[START STORED ROWS]
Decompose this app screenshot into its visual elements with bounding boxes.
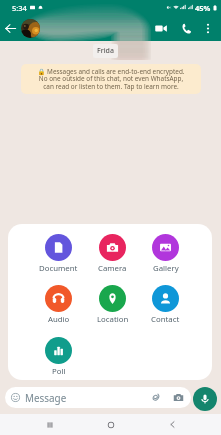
staticText: Camera: [98, 263, 127, 274]
staticText: Contact: [151, 314, 180, 325]
button[interactable]: Attach: [148, 390, 162, 404]
button[interactable]: Video call: [150, 15, 172, 41]
staticText: 5:34: [12, 3, 27, 13]
button[interactable]: Contact: [139, 285, 192, 325]
button[interactable]: Message: [5, 387, 191, 408]
staticText: Audio: [48, 314, 70, 325]
button[interactable]: Gallery: [139, 234, 192, 274]
button[interactable]: More options: [197, 15, 219, 41]
button[interactable]: Recent apps: [39, 414, 60, 435]
staticText: Frida: [97, 46, 114, 56]
staticText: 🔒 Messages and calls are end-to-end encr…: [26, 67, 196, 91]
button[interactable]: Back: [162, 414, 183, 435]
button[interactable]: Home: [100, 414, 121, 435]
staticText: Document: [39, 263, 78, 274]
button[interactable]: Camera: [86, 234, 139, 274]
staticText: 45%: [195, 3, 211, 13]
button[interactable]: Document: [32, 234, 85, 274]
staticText: Poll: [52, 366, 66, 377]
button[interactable]: Location: [86, 285, 139, 325]
button[interactable]: 🔒 Messages and calls are end-to-end encr…: [21, 64, 201, 94]
staticText: Message: [25, 391, 67, 404]
button[interactable]: Record voice message: [193, 387, 217, 411]
button[interactable]: Audio: [32, 285, 85, 325]
button[interactable]: Profile photo: [21, 19, 40, 38]
button[interactable]: Back: [0, 15, 21, 41]
button[interactable]: Camera: [171, 390, 185, 404]
button[interactable]: Voice call: [175, 15, 197, 41]
staticText: Gallery: [153, 263, 179, 274]
staticText: Location: [97, 314, 129, 325]
button[interactable]: Poll: [32, 337, 85, 377]
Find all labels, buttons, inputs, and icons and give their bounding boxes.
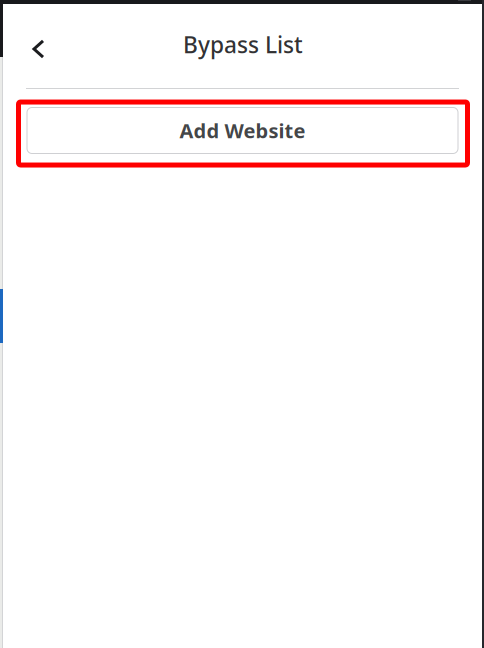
button[interactable]: Add Website (27, 108, 458, 154)
staticText: Bypass List (183, 29, 303, 60)
button[interactable]: Back (18, 29, 58, 69)
staticText: Add Website (180, 117, 306, 144)
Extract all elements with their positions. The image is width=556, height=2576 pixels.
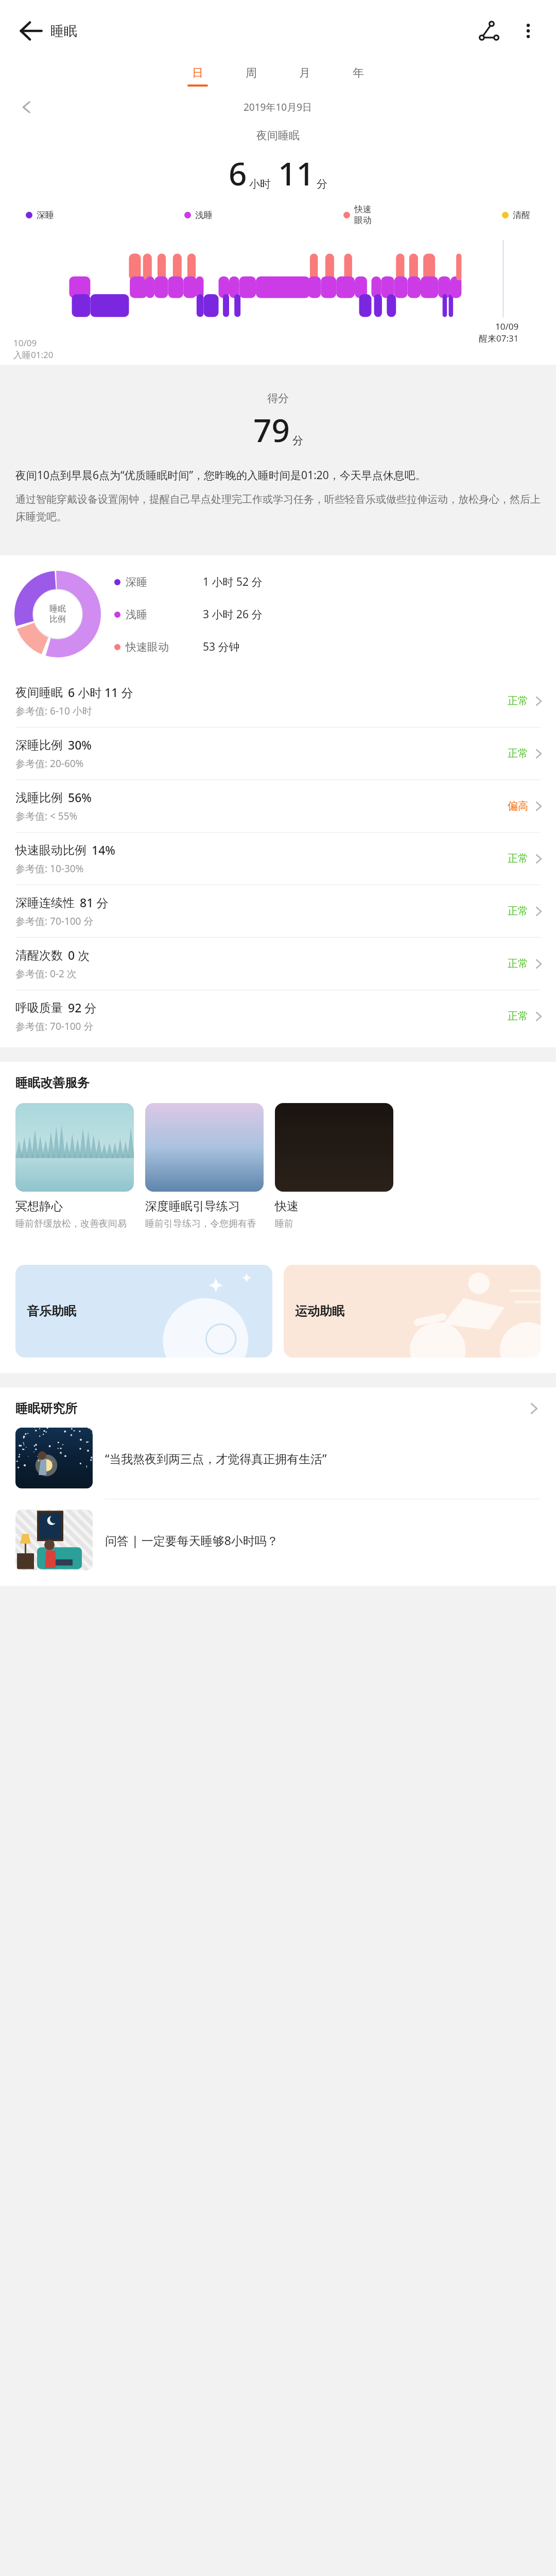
staticText: 入睡01:20 (13, 349, 54, 361)
staticText: 睡前引导练习，令您拥有香甜… (145, 1218, 264, 1230)
button[interactable]: 冥想静心 (15, 1103, 134, 1230)
staticText: 81 分 (80, 894, 109, 910)
staticText: 冥想静心 (15, 1199, 63, 1214)
staticText: 快速 (354, 204, 372, 215)
staticText: 6 (229, 151, 247, 195)
staticText: 参考值: 10-30% (15, 862, 84, 875)
button[interactable]: 月 (294, 64, 315, 89)
staticText: 深睡比例 (15, 738, 63, 753)
staticText: 快速眼动比例 (15, 843, 86, 858)
staticText: 快速眼动 (126, 640, 169, 654)
button[interactable]: 快速眼动比例 (0, 833, 556, 885)
staticText: “当我熬夜到两三点，才觉得真正拥有生活” (105, 1450, 327, 1466)
staticText: 30% (68, 737, 92, 753)
staticText: 参考值: 70-100 分 (15, 1020, 94, 1033)
button[interactable]: 深睡连续性 (0, 885, 556, 937)
staticText: 夜间睡眠 (256, 129, 300, 142)
staticText: 10/09 (495, 320, 519, 332)
staticText: 清醒次数 (15, 948, 63, 963)
staticText: 通过智能穿戴设备设置闹钟，提醒自己早点处理完工作或学习任务，听些轻音乐或做些拉伸… (15, 493, 541, 523)
button[interactable]: 深睡比例 (0, 727, 556, 779)
button[interactable]: 问答 | 一定要每天睡够8小时吗？ (0, 1510, 556, 1570)
staticText: 深睡 (126, 575, 147, 589)
staticText: 问答 | 一定要每天睡够8小时吗？ (105, 1532, 279, 1548)
button[interactable]: Previous day (11, 92, 42, 123)
staticText: 醒来07:31 (479, 332, 519, 344)
staticText: 正常 (508, 694, 528, 707)
button[interactable]: 清醒次数 (0, 938, 556, 990)
button[interactable]: 年 (348, 64, 369, 89)
staticText: 睡前 (275, 1218, 293, 1230)
staticText: 参考值: 0-2 次 (15, 967, 77, 980)
staticText: 睡眠研究所 (15, 1401, 77, 1416)
staticText: 10/09 (13, 337, 37, 349)
staticText: 比例 (49, 614, 66, 624)
staticText: 浅睡 (195, 210, 213, 221)
staticText: 参考值: 20-60% (15, 757, 84, 770)
staticText: 浅睡比例 (15, 790, 63, 805)
button[interactable]: 夜间睡眠 (0, 675, 556, 727)
staticText: 眼动 (354, 215, 372, 226)
staticText: 53 分钟 (203, 639, 240, 654)
staticText: 夜间睡眠 (15, 685, 63, 700)
staticText: 正常 (508, 852, 528, 865)
button[interactable]: Back (11, 11, 50, 50)
button[interactable]: 呼吸质量 (0, 990, 556, 1042)
button[interactable]: 周 (241, 64, 262, 89)
staticText: 3 小时 26 分 (203, 607, 263, 622)
staticText: 深睡连续性 (15, 895, 75, 910)
button[interactable]: 睡眠研究所 (0, 1401, 556, 1416)
staticText: 6 小时 11 分 (68, 684, 133, 700)
staticText: 参考值: 6-10 小时 (15, 704, 92, 718)
staticText: 深睡 (37, 210, 54, 221)
staticText: 92 分 (68, 999, 97, 1015)
staticText: 睡眠 (50, 23, 77, 40)
staticText: 正常 (508, 747, 528, 760)
staticText: 79 (253, 408, 290, 451)
button[interactable]: 深度睡眠引导练习 (145, 1103, 264, 1230)
staticText: 音乐助眠 (27, 1303, 76, 1319)
staticText: 月 (299, 66, 310, 80)
staticText: 日 (192, 66, 203, 80)
staticText: 1 小时 52 分 (203, 574, 263, 589)
staticText: 得分 (267, 392, 289, 405)
button[interactable]: 日 (187, 64, 208, 89)
staticText: 偏高 (508, 800, 528, 812)
staticText: 清醒 (513, 210, 530, 221)
staticText: 56% (68, 789, 92, 805)
staticText: 年 (353, 66, 364, 80)
staticText: 正常 (508, 1010, 528, 1023)
staticText: 2019年10月9日 (244, 100, 312, 114)
staticText: 小时 (249, 177, 271, 191)
button[interactable]: 音乐助眠 (15, 1265, 272, 1358)
staticText: 11 (278, 151, 315, 195)
staticText: 周 (246, 66, 257, 80)
staticText: 浅睡 (126, 608, 147, 621)
staticText: 睡眠改善服务 (15, 1075, 90, 1091)
button[interactable]: “当我熬夜到两三点，才觉得真正拥有生活” (0, 1428, 556, 1488)
staticText: 14% (92, 842, 115, 858)
staticText: 睡前舒缓放松，改善夜间易醒 (15, 1218, 134, 1230)
staticText: 睡眠 (49, 604, 66, 614)
staticText: 快速 (275, 1199, 299, 1214)
staticText: 0 次 (68, 947, 90, 963)
staticText: 参考值: 70-100 分 (15, 914, 94, 928)
staticText: 正常 (508, 957, 528, 970)
staticText: 正常 (508, 905, 528, 918)
button[interactable]: 快速 (275, 1103, 393, 1230)
staticText: 夜间10点到早晨6点为“优质睡眠时间”，您昨晚的入睡时间是01:20，今天早点休… (15, 468, 426, 483)
staticText: 运动助眠 (295, 1303, 344, 1319)
button[interactable]: 浅睡比例 (0, 780, 556, 832)
staticText: 分 (317, 177, 327, 191)
staticText: 深度睡眠引导练习 (145, 1199, 240, 1214)
button[interactable]: Share (470, 11, 509, 50)
button[interactable]: More options (509, 11, 548, 50)
staticText: 参考值: < 55% (15, 809, 78, 823)
staticText: 呼吸质量 (15, 1001, 63, 1015)
staticText: 分 (292, 434, 303, 447)
button[interactable]: 运动助眠 (284, 1265, 541, 1358)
[END STORED ROWS]
▸ **TASK BRIEF**: Please quote the records from the line that contains "staticText: Camera: [98, 263, 127, 274]" through the line that contains "button[interactable]: Profile photo: [21, 19, 40, 38]", keeping both of those lines.

▸ **RESPONSE TO THE TASK**:
staticText: Camera: [98, 263, 127, 274]
staticText: Contact: [151, 314, 180, 325]
button[interactable]: Attach: [148, 390, 162, 404]
button[interactable]: Video call: [150, 15, 172, 41]
staticText: 5:34: [12, 3, 27, 13]
button[interactable]: Contact: [139, 285, 192, 325]
button[interactable]: Message: [5, 387, 191, 408]
staticText: Audio: [48, 314, 70, 325]
button[interactable]: Gallery: [139, 234, 192, 274]
button[interactable]: More options: [197, 15, 219, 41]
button[interactable]: Recent apps: [39, 414, 60, 435]
staticText: Frida: [97, 46, 114, 56]
staticText: 🔒 Messages and calls are end-to-end encr…: [26, 67, 196, 91]
button[interactable]: Back: [162, 414, 183, 435]
button[interactable]: Home: [100, 414, 121, 435]
staticText: Document: [39, 263, 78, 274]
button[interactable]: Camera: [86, 234, 139, 274]
staticText: 45%: [195, 3, 211, 13]
button[interactable]: Document: [32, 234, 85, 274]
staticText: Poll: [52, 366, 66, 377]
button[interactable]: Location: [86, 285, 139, 325]
button[interactable]: 🔒 Messages and calls are end-to-end encr…: [21, 64, 201, 94]
staticText: Message: [25, 391, 67, 404]
button[interactable]: Record voice message: [193, 387, 217, 411]
button[interactable]: Audio: [32, 285, 85, 325]
button[interactable]: Profile photo: [21, 19, 40, 38]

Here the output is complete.